The request: Convert the lines of the records into a JSON list of strings, one string per line. Start with the line containing "- bar: [323, 137, 350, 329]" and go on through the line containing "- data-label: 2 453: [729, 173, 767, 190]", including both, omitting blank lines and leaving out everything else.

Material:
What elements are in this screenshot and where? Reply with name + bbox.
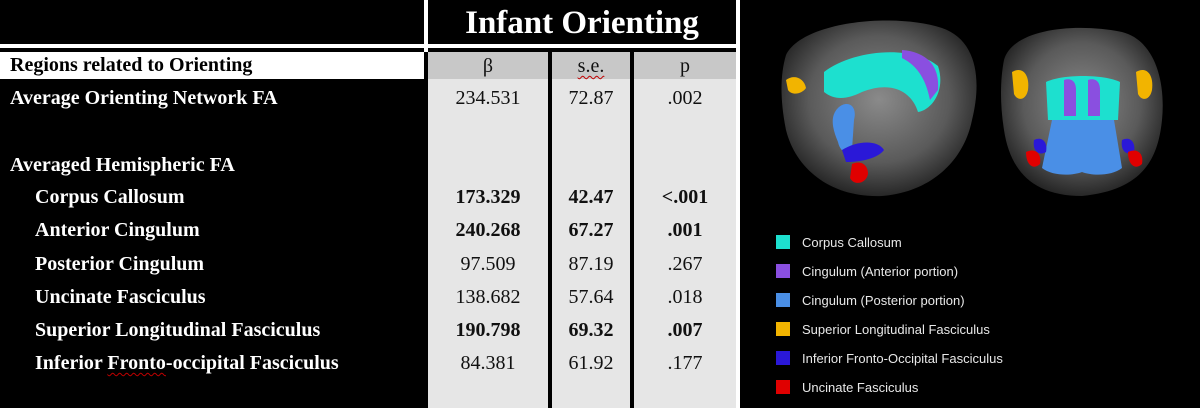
row-se: 69.32: [568, 319, 614, 341]
legend-swatch: [776, 293, 790, 307]
results-table: Infant Orienting Regions related to Orie…: [0, 0, 742, 408]
row-label-corpus-callosum: Corpus Callosum: [35, 186, 185, 208]
row-label-posterior-cingulum: Posterior Cingulum: [35, 253, 205, 275]
row-header-label: Regions related to Orienting: [10, 54, 253, 76]
legend-label: Corpus Callosum: [802, 235, 902, 250]
legend-swatch: [776, 322, 790, 336]
p-column-bg: [634, 52, 736, 408]
row-beta: 190.798: [455, 319, 521, 341]
row-se: 42.47: [568, 186, 614, 208]
legend-label: Cingulum (Anterior portion): [802, 264, 959, 279]
row-p: .267: [667, 253, 703, 275]
row-beta: 234.531: [455, 87, 521, 109]
p-header-bg: [634, 52, 736, 79]
legend-item: Cingulum (Anterior portion): [776, 263, 958, 281]
row-se: 61.92: [568, 352, 614, 374]
legend-item: Inferior Fronto-Occipital Fasciculus: [776, 350, 1003, 368]
row-beta: 240.268: [455, 219, 521, 241]
table-title: Infant Orienting: [465, 5, 699, 41]
row-p: .177: [667, 352, 703, 374]
row-label-anterior-cingulum: Anterior Cingulum: [35, 219, 200, 241]
legend-swatch: [776, 235, 790, 249]
row-beta: 173.329: [455, 186, 521, 208]
legend-item: Cingulum (Posterior portion): [776, 292, 965, 310]
row-beta: 84.381: [460, 352, 516, 374]
row-header-bg: [0, 52, 424, 79]
legend-item: Corpus Callosum: [776, 234, 902, 252]
row-label-uncinate: Uncinate Fasciculus: [35, 286, 206, 308]
legend-swatch: [776, 264, 790, 278]
row-label-average-network: Average Orienting Network FA: [10, 87, 278, 109]
beta-header-bg: [428, 52, 548, 79]
beta-column-bg: [428, 52, 548, 408]
se-column-bg: [552, 52, 630, 408]
row-label-averaged-hemispheric: Averaged Hemispheric FA: [10, 154, 235, 176]
row-se: 87.19: [568, 253, 614, 275]
title-left-rule: [424, 0, 428, 52]
legend-label: Superior Longitudinal Fasciculus: [802, 322, 990, 337]
title-bottom-rule: [0, 44, 740, 48]
legend-item: Uncinate Fasciculus: [776, 379, 918, 397]
se-header-bg: [552, 52, 630, 79]
row-p: .007: [667, 319, 703, 341]
row-se: 57.64: [568, 286, 614, 308]
row-beta: 138.682: [455, 286, 521, 308]
row-p: .001: [667, 219, 703, 241]
brain-tract-illustration: [781, 20, 1163, 197]
legend-item: Superior Longitudinal Fasciculus: [776, 321, 990, 339]
row-label-superior-longitudinal: Superior Longitudinal Fasciculus: [35, 319, 321, 341]
row-p: <.001: [661, 186, 709, 208]
row-se: 72.87: [568, 87, 614, 109]
title-right-rule: [736, 0, 740, 408]
se-header: s.e.: [577, 55, 605, 77]
legend-label: Cingulum (Posterior portion): [802, 293, 965, 308]
beta-header: β: [482, 55, 494, 77]
legend-swatch: [776, 351, 790, 365]
row-label-inferior-fronto-occipital: Inferior Fronto-occipital Fasciculus: [35, 352, 339, 374]
row-p: .002: [667, 87, 703, 109]
brain-figure-panel: [742, 0, 1200, 408]
legend-swatch: [776, 380, 790, 394]
legend-label: Uncinate Fasciculus: [802, 380, 919, 395]
row-beta: 97.509: [460, 253, 516, 275]
p-header: p: [680, 55, 690, 77]
row-p: .018: [667, 286, 703, 308]
legend-label: Inferior Fronto-Occipital Fasciculus: [802, 351, 1003, 366]
row-se: 67.27: [568, 219, 614, 241]
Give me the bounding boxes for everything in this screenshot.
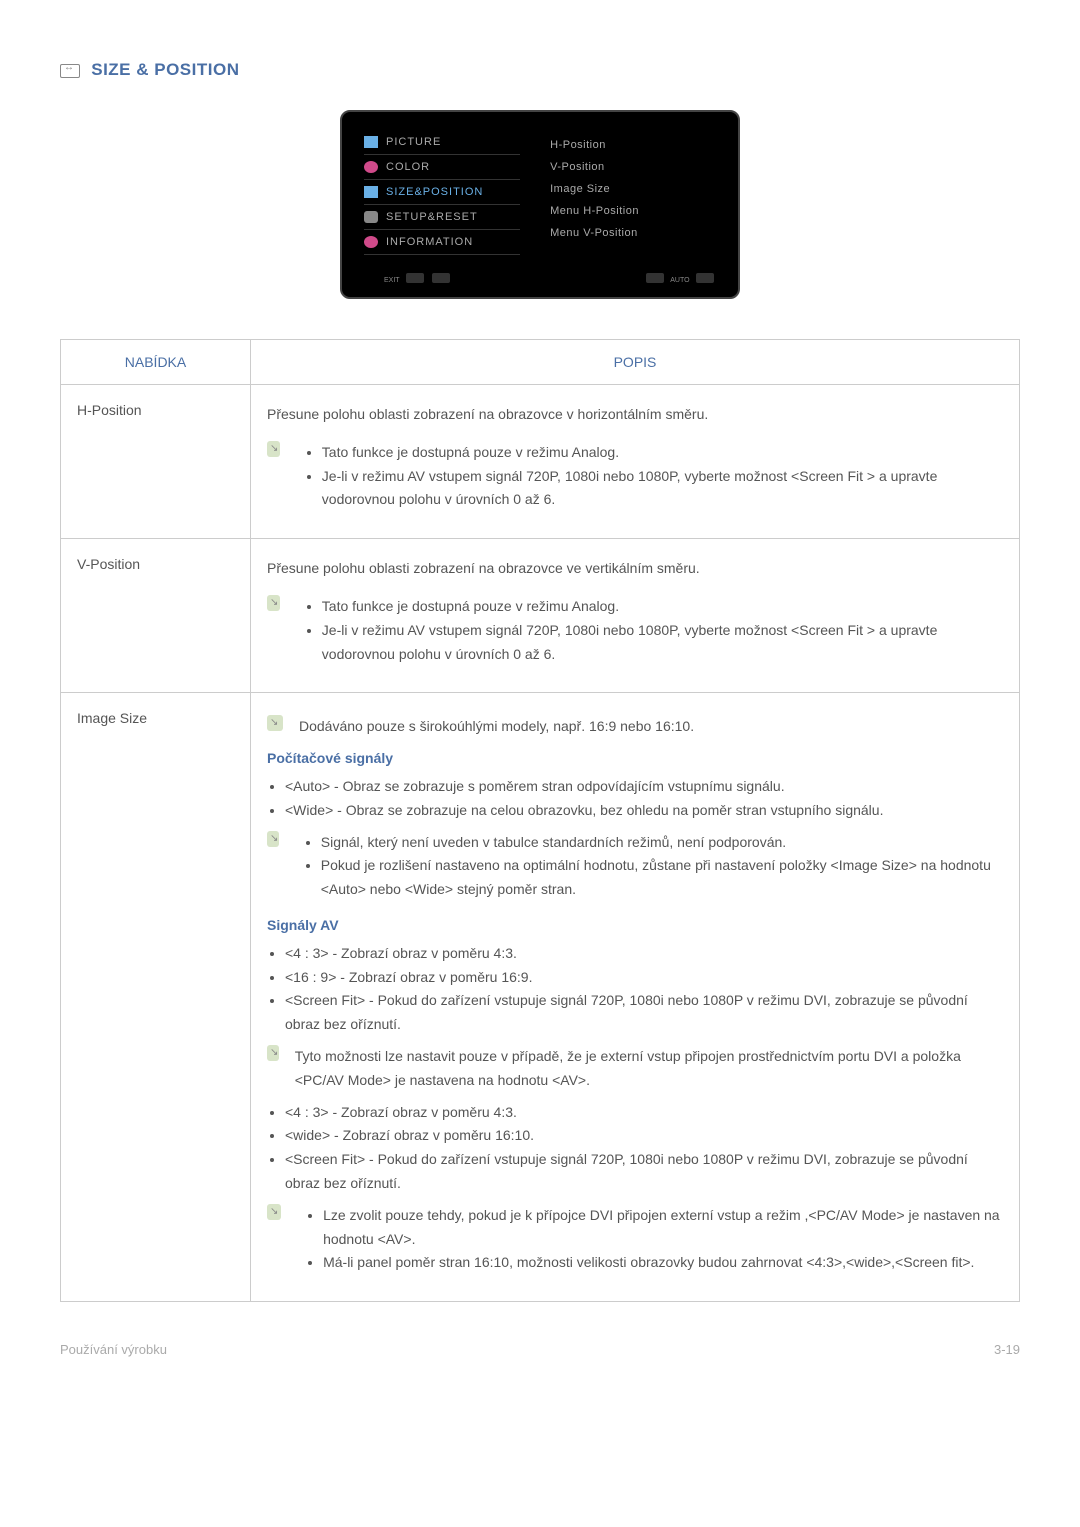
section-title-text: SIZE & POSITION (91, 60, 239, 79)
note-list-item: Tato funkce je dostupná pouze v režimu A… (322, 441, 1003, 465)
list-item: <Auto> - Obraz se zobrazuje s poměrem st… (285, 775, 1003, 799)
note-list-item: Je-li v režimu AV vstupem signál 720P, 1… (322, 465, 1003, 513)
size-position-icon (60, 64, 80, 78)
intro-text: Přesune polohu oblasti zobrazení na obra… (267, 557, 1003, 581)
osd-button-icon (646, 273, 664, 283)
note-text: Dodáváno pouze s širokoúhlými modely, na… (299, 715, 694, 739)
note-list-item: Pokud je rozlišení nastaveno na optimáln… (321, 854, 1003, 902)
osd-menu-icon (364, 136, 378, 148)
note-list-item: Tato funkce je dostupná pouze v režimu A… (322, 595, 1003, 619)
osd-submenu-item: Image Size (550, 178, 716, 200)
osd-menu-item: COLOR (364, 155, 520, 180)
note-list-item: Signál, který není uveden v tabulce stan… (321, 831, 1003, 855)
table-header-desc: POPIS (251, 340, 1020, 385)
settings-table: NABÍDKA POPIS H-Position Přesune polohu o… (60, 339, 1020, 1302)
list-item: <wide> - Zobrazí obraz v poměru 16:10. (285, 1124, 1003, 1148)
table-row: V-Position Přesune polohu oblasti zobraze… (61, 539, 1020, 693)
osd-submenu-item: V-Position (550, 156, 716, 178)
note-icon (267, 831, 279, 847)
note-icon (267, 1204, 281, 1220)
menu-name-cell: Image Size (61, 693, 251, 1302)
list-item: <Screen Fit> - Pokud do zařízení vstupuj… (285, 1148, 1003, 1196)
osd-menu-icon (364, 211, 378, 223)
footer-right: 3-19 (994, 1342, 1020, 1357)
osd-menu-label: INFORMATION (386, 236, 473, 248)
table-row: Image Size Dodáváno pouze s širokoúhlými … (61, 693, 1020, 1302)
table-header-menu: NABÍDKA (61, 340, 251, 385)
description-cell: Dodáváno pouze s širokoúhlými modely, na… (251, 693, 1020, 1302)
note-icon (267, 1045, 279, 1061)
osd-menu-item: SIZE&POSITION (364, 180, 520, 205)
list-item: <Wide> - Obraz se zobrazuje na celou obr… (285, 799, 1003, 823)
description-cell: Přesune polohu oblasti zobrazení na obra… (251, 385, 1020, 539)
osd-menu-label: SETUP&RESET (386, 211, 478, 223)
osd-right-menu: H-PositionV-PositionImage SizeMenu H-Pos… (550, 130, 716, 255)
list-item: <4 : 3> - Zobrazí obraz v poměru 4:3. (285, 942, 1003, 966)
subheading: Signály AV (267, 914, 1003, 938)
osd-exit-label: EXIT (384, 277, 400, 284)
osd-menu-icon (364, 161, 378, 173)
table-row: H-Position Přesune polohu oblasti zobraze… (61, 385, 1020, 539)
osd-button-icon (432, 273, 450, 283)
osd-submenu-item: Menu V-Position (550, 222, 716, 244)
note-text: Tyto možnosti lze nastavit pouze v přípa… (295, 1045, 1003, 1093)
osd-menu-label: PICTURE (386, 136, 441, 148)
osd-button-icon (696, 273, 714, 283)
description-cell: Přesune polohu oblasti zobrazení na obra… (251, 539, 1020, 693)
note-icon (267, 595, 280, 611)
intro-text: Přesune polohu oblasti zobrazení na obra… (267, 403, 1003, 427)
footer-left: Používání výrobku (60, 1342, 167, 1357)
osd-auto-label: AUTO (670, 277, 689, 284)
menu-name-cell: H-Position (61, 385, 251, 539)
list-item: <Screen Fit> - Pokud do zařízení vstupuj… (285, 989, 1003, 1037)
osd-screenshot: PICTURE COLOR SIZE&POSITION SETUP&RESET INFO… (60, 110, 1020, 299)
note-icon (267, 441, 280, 457)
note-list-item: Lze zvolit pouze tehdy, pokud je k přípo… (323, 1204, 1003, 1252)
osd-menu-item: SETUP&RESET (364, 205, 520, 230)
section-title: SIZE & POSITION (60, 60, 1020, 80)
osd-button-icon (406, 273, 424, 283)
subheading: Počítačové signály (267, 747, 1003, 771)
menu-name-cell: V-Position (61, 539, 251, 693)
osd-submenu-item: H-Position (550, 134, 716, 156)
list-item: <16 : 9> - Zobrazí obraz v poměru 16:9. (285, 966, 1003, 990)
page-footer: Používání výrobku 3-19 (0, 1342, 1080, 1387)
osd-menu-icon (364, 186, 378, 198)
osd-submenu-item: Menu H-Position (550, 200, 716, 222)
osd-menu-label: COLOR (386, 161, 430, 173)
note-icon (267, 715, 283, 731)
list-item: <4 : 3> - Zobrazí obraz v poměru 4:3. (285, 1101, 1003, 1125)
note-list-item: Je-li v režimu AV vstupem signál 720P, 1… (322, 619, 1003, 667)
osd-menu-item: INFORMATION (364, 230, 520, 255)
osd-menu-icon (364, 236, 378, 248)
note-list-item: Má-li panel poměr stran 16:10, možnosti … (323, 1251, 1003, 1275)
osd-menu-label: SIZE&POSITION (386, 186, 483, 198)
osd-left-menu: PICTURE COLOR SIZE&POSITION SETUP&RESET INFO… (364, 130, 520, 255)
osd-footer: EXIT AUTO (364, 269, 716, 287)
osd-menu-item: PICTURE (364, 130, 520, 155)
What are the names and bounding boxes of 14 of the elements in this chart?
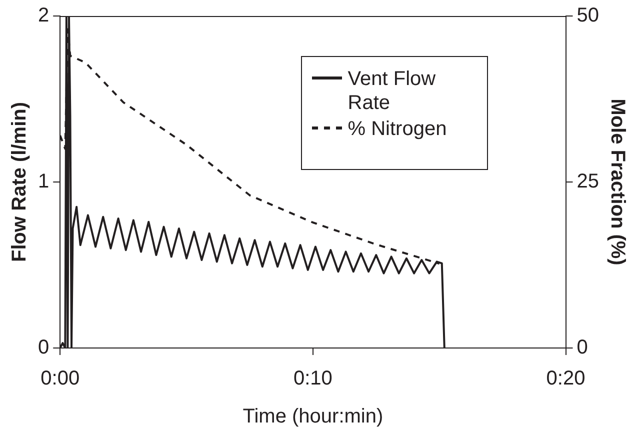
y2-tick-label: 50 (576, 4, 600, 27)
x-tick-label: 0:00 (40, 368, 80, 390)
y2-axis-title: Mole Fraction (%) (606, 98, 628, 266)
y-axis-title: Flow Rate (l/min) (8, 102, 31, 262)
x-tick-label: 0:20 (546, 368, 586, 390)
y2-tick-label: 0 (576, 336, 588, 359)
y-tick-label: 0 (38, 336, 50, 359)
y-tick-label: 1 (38, 170, 50, 193)
legend-label: % Nitrogen (348, 117, 448, 141)
y-tick-label: 2 (38, 4, 50, 27)
legend-label: Vent Flow Rate (348, 67, 437, 115)
x-axis-title: Time (hour:min) (242, 406, 384, 428)
x-tick-label: 0:10 (293, 368, 332, 390)
y2-tick-label: 25 (576, 170, 600, 193)
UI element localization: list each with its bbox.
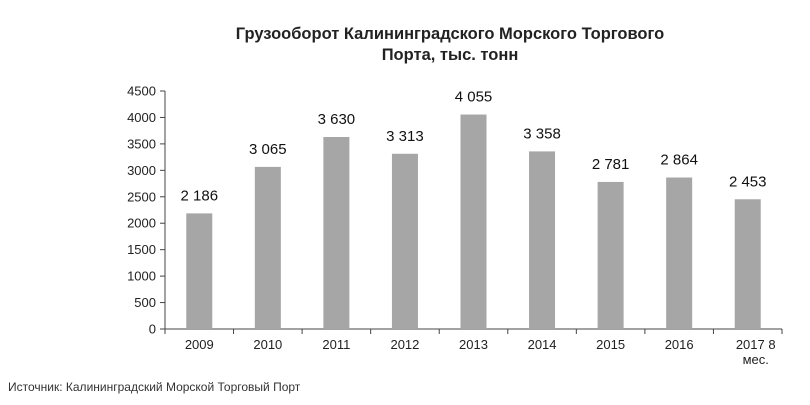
- bar: [323, 137, 350, 329]
- data-label: 3 313: [386, 128, 424, 145]
- chart-labels: 2 186 2009 3 065 2010 3 630 2011 3 313 2012 4 05…: [181, 89, 776, 367]
- x-tick-label: 2012: [390, 337, 419, 352]
- y-tick-label: 3500: [127, 136, 156, 151]
- chart-bars: [186, 114, 761, 329]
- x-tick-label: 2009: [185, 337, 214, 352]
- bar: [186, 213, 213, 329]
- y-tick-label: 4500: [127, 84, 156, 99]
- data-label: 2 186: [181, 187, 219, 204]
- chart-title-line-2: Порта, тыс. тонн: [381, 46, 519, 64]
- data-label: 2 453: [729, 173, 767, 190]
- chart-title-line-1: Грузооборот Калининградского Морского То…: [235, 25, 665, 43]
- source-note: Источник: Калининградский Морской Торгов…: [8, 380, 301, 394]
- x-tick-label: 2014: [528, 337, 557, 352]
- x-tick-label: 2017 8 мес.: [736, 337, 776, 367]
- x-tick-label: 2010: [253, 337, 282, 352]
- bar: [734, 199, 761, 329]
- bar: [666, 177, 693, 329]
- y-tick-label: 4000: [127, 110, 156, 125]
- data-label: 3 065: [249, 141, 287, 158]
- y-tick-label: 0: [149, 322, 156, 337]
- data-label: 2 864: [660, 152, 698, 169]
- bar: [460, 114, 487, 329]
- y-tick-label: 2000: [127, 216, 156, 231]
- x-tick-label: 2011: [322, 337, 350, 352]
- data-label: 2 781: [592, 156, 630, 173]
- x-tick-label: 2016: [665, 337, 694, 352]
- bar: [529, 151, 556, 329]
- y-tick-label: 500: [134, 295, 156, 310]
- data-label: 3 630: [318, 111, 356, 128]
- x-tick-label: 2015: [596, 337, 625, 352]
- bar: [254, 166, 281, 329]
- data-label: 4 055: [455, 89, 493, 106]
- bar: [597, 181, 624, 329]
- y-tick-label: 1500: [127, 242, 156, 257]
- x-tick-label: 2013: [459, 337, 488, 352]
- chart-title: Грузооборот Калининградского Морского То…: [160, 24, 740, 66]
- bar: [391, 153, 418, 329]
- y-tick-label: 1000: [127, 269, 156, 284]
- y-tick-label: 2500: [127, 189, 156, 204]
- data-label: 3 358: [523, 125, 561, 142]
- y-tick-label: 3000: [127, 163, 156, 178]
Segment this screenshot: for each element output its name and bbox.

Output of the exercise:
[
  "- bar: [323, 137, 350, 329]",
  "- data-label: 3 313: [386, 128, 424, 145]",
  "- chart-labels: 2 186 2009 3 065 2010 3 630 2011 3 313 2012 4 05…: [181, 89, 776, 367]",
  "- x-tick-label: 2012: [390, 337, 419, 352]",
  "- y-tick-label: 3500: [127, 136, 156, 151]",
  "- chart-bars: [186, 114, 761, 329]",
  "- x-tick-label: 2009: [185, 337, 214, 352]",
  "- bar: [186, 213, 213, 329]",
  "- y-tick-label: 4500: [127, 84, 156, 99]",
  "- data-label: 2 186: [181, 187, 219, 204]",
  "- chart-title-line-2: Порта, тыс. тонн: [381, 46, 519, 64]",
  "- data-label: 2 453: [729, 173, 767, 190]"
]